» Direction
Copy out each line in the material below that has the word "label".

::::::::

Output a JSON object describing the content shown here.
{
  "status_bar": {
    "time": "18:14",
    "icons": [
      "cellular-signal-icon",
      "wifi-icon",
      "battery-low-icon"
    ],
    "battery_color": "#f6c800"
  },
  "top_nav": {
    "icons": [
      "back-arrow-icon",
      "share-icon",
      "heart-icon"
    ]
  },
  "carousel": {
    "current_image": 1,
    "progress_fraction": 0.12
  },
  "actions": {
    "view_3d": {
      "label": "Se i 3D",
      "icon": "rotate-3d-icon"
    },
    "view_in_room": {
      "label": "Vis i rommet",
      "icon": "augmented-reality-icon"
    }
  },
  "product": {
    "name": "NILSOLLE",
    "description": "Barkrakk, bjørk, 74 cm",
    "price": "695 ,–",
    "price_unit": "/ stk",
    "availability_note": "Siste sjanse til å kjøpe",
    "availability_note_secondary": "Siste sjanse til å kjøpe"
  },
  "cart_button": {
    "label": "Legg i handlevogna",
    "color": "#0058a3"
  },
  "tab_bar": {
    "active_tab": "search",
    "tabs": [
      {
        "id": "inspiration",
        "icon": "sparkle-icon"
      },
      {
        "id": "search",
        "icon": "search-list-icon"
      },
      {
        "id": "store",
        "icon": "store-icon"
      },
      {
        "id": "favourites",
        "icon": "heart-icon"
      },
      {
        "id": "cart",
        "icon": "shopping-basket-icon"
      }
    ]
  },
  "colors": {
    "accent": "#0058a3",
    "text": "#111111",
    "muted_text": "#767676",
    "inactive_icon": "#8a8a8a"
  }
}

::::::::

» Response to the task
      "label": "Se i 3D",
      "label": "Vis i rommet",
    "label": "Legg i handlevogna",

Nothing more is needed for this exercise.